- [DATA LINES]:
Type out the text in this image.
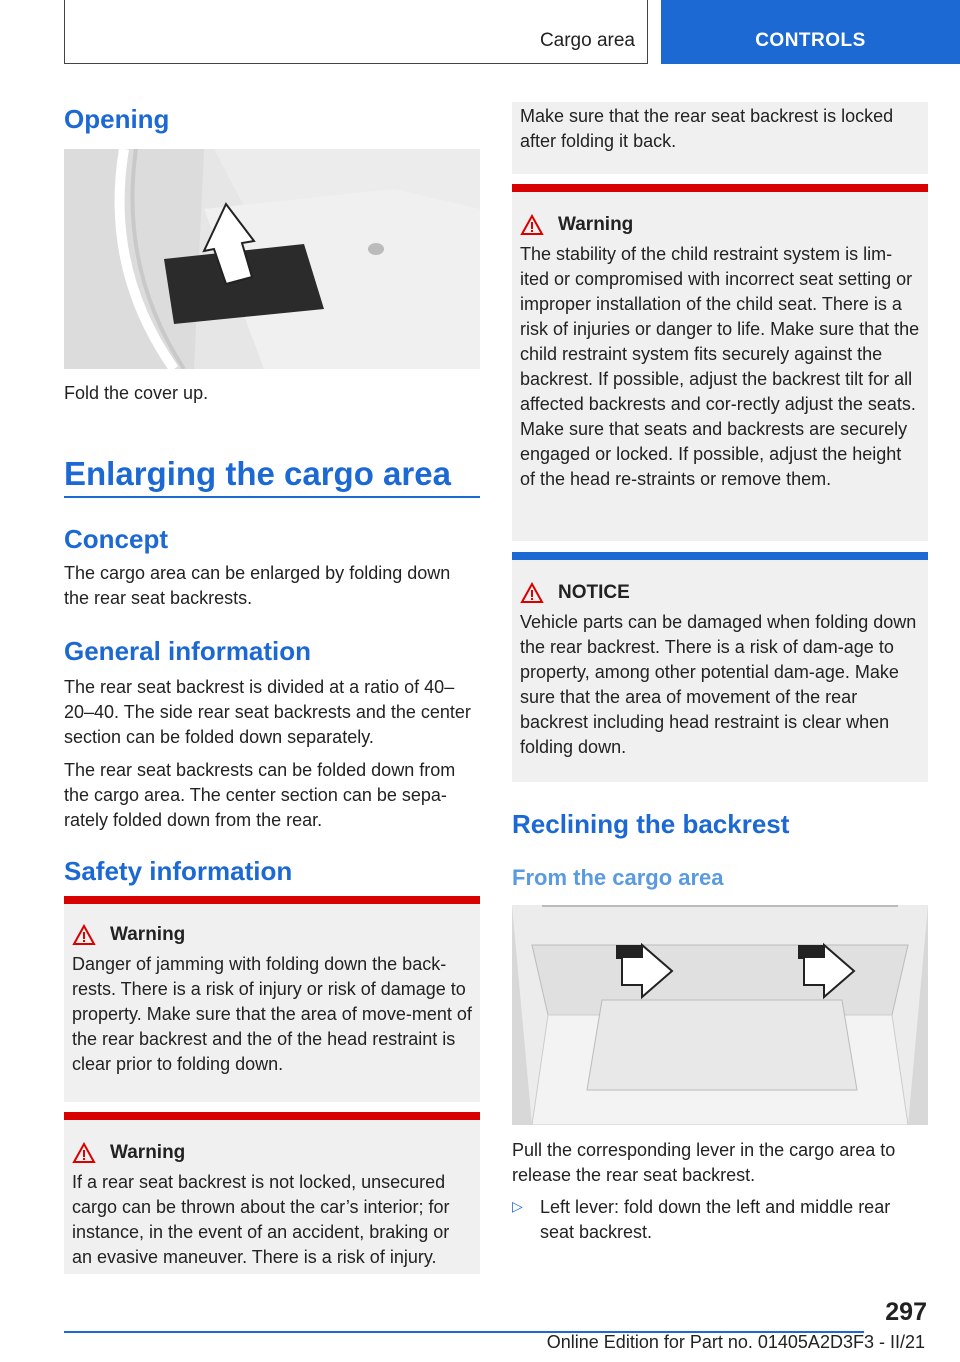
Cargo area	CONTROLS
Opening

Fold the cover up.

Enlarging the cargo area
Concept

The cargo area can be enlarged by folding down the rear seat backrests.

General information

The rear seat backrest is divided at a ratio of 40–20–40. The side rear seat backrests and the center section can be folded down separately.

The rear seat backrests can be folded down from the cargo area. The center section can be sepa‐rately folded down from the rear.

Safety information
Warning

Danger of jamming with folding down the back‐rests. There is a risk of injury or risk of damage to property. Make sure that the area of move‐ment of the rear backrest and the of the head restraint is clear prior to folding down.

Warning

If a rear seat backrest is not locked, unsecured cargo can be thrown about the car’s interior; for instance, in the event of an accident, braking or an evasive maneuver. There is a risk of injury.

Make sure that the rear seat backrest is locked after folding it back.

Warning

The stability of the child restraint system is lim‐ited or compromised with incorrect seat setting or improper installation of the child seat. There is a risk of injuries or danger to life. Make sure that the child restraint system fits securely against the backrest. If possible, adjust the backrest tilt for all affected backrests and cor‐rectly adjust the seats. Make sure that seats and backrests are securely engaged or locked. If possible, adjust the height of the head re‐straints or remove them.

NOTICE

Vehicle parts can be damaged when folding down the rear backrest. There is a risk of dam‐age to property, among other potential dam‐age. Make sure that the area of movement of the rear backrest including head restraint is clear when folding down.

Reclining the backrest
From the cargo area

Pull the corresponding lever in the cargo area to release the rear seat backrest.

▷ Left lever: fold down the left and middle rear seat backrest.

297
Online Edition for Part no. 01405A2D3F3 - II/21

...

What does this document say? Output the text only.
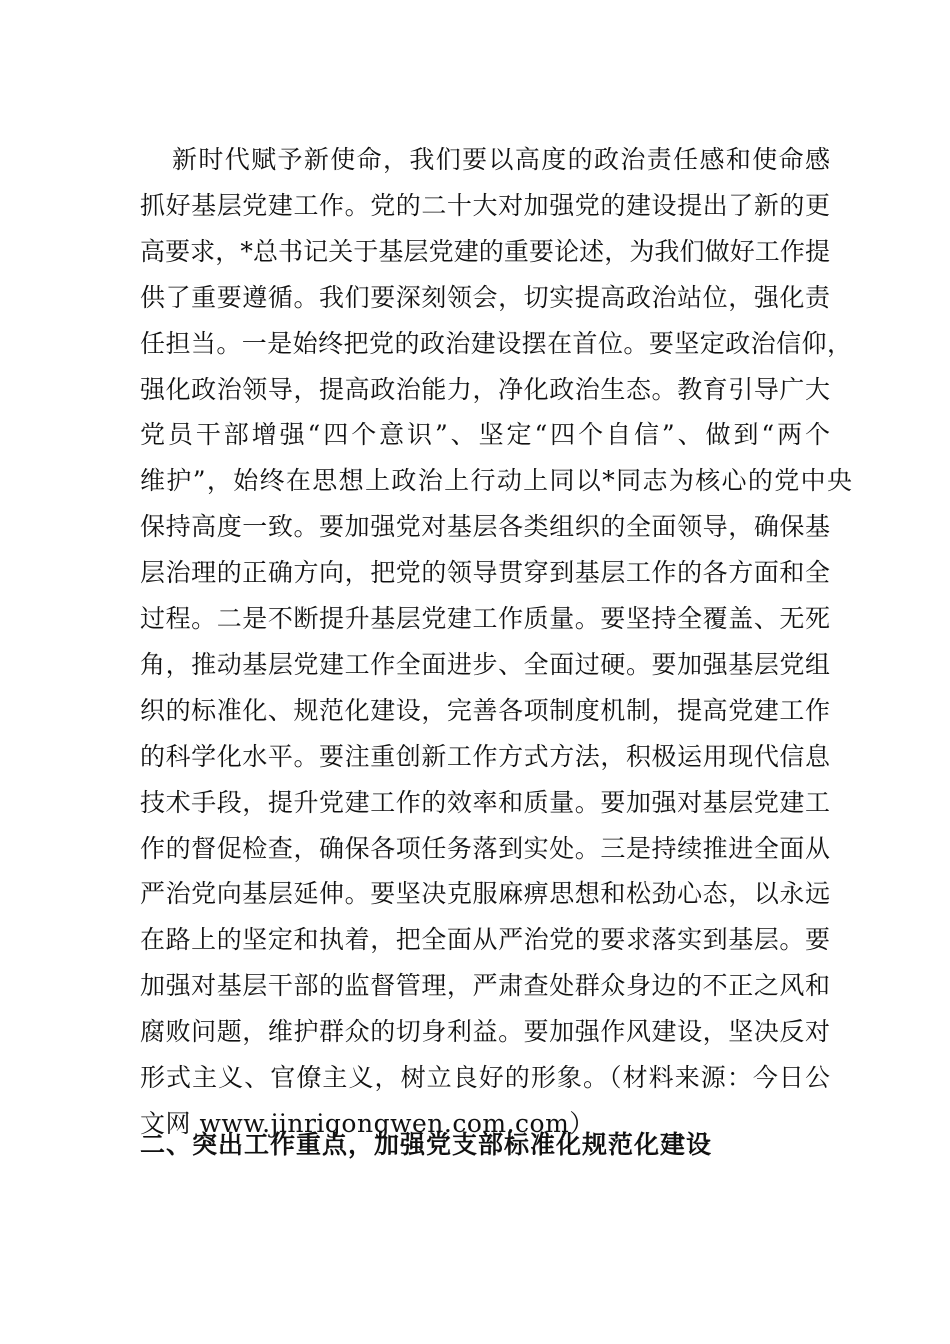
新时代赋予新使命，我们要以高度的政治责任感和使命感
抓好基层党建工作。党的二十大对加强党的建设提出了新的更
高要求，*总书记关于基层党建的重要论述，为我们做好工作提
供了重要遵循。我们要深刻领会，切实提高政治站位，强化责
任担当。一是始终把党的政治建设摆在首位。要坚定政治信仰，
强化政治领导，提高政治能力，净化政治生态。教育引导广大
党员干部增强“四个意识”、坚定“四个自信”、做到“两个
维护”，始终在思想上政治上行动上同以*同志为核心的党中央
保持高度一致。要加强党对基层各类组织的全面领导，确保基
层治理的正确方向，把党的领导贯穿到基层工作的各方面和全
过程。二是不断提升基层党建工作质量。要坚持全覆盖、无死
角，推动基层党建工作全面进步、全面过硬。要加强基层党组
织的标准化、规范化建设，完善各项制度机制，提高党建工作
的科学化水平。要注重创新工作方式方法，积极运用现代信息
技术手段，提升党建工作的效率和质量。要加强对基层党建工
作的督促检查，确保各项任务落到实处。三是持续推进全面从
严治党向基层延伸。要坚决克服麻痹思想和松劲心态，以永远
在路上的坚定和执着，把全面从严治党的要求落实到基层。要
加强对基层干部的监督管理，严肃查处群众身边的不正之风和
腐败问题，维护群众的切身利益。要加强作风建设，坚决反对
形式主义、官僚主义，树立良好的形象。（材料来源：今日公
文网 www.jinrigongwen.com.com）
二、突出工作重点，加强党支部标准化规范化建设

==

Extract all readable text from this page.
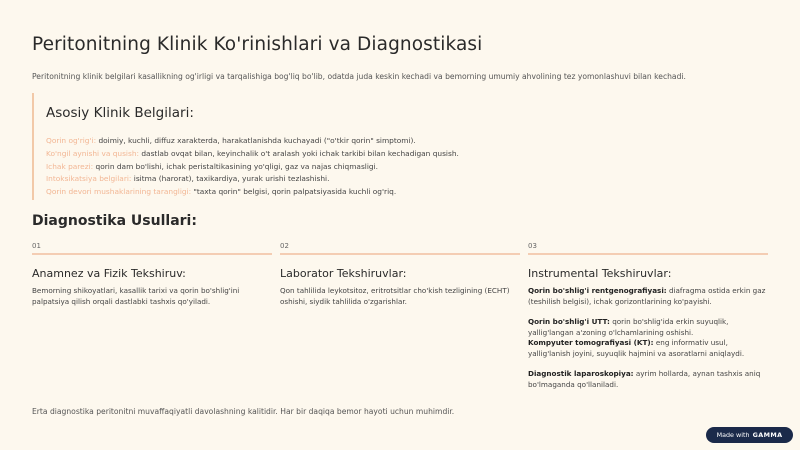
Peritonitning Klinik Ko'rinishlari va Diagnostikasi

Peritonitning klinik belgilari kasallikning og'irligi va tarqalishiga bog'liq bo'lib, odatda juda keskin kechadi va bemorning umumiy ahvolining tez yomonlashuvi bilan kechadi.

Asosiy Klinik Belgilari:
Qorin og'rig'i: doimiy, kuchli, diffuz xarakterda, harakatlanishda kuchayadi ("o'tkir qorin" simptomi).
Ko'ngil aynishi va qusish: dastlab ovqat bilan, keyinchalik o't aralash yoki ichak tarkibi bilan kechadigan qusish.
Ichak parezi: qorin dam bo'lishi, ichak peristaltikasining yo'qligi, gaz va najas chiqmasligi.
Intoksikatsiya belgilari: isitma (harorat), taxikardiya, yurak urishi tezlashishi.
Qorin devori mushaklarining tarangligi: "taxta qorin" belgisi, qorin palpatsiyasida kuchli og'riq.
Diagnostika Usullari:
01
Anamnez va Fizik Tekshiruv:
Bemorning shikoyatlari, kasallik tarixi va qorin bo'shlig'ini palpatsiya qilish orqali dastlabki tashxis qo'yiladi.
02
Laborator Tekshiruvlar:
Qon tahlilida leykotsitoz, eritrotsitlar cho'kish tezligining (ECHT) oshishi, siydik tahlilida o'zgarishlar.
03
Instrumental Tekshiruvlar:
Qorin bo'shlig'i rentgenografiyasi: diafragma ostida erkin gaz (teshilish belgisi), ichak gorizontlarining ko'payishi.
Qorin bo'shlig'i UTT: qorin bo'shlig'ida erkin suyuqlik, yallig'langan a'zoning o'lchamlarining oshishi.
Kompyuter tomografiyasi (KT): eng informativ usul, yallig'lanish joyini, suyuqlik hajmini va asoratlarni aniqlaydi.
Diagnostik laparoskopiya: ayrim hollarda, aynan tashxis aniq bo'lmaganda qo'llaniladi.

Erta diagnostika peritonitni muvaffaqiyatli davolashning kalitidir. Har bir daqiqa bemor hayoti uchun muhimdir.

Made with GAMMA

- [SET EXERCISE]: Across the records, how many lines contain "yallig"? Only the number should be given.

- [SOLVED EXERCISE]: 2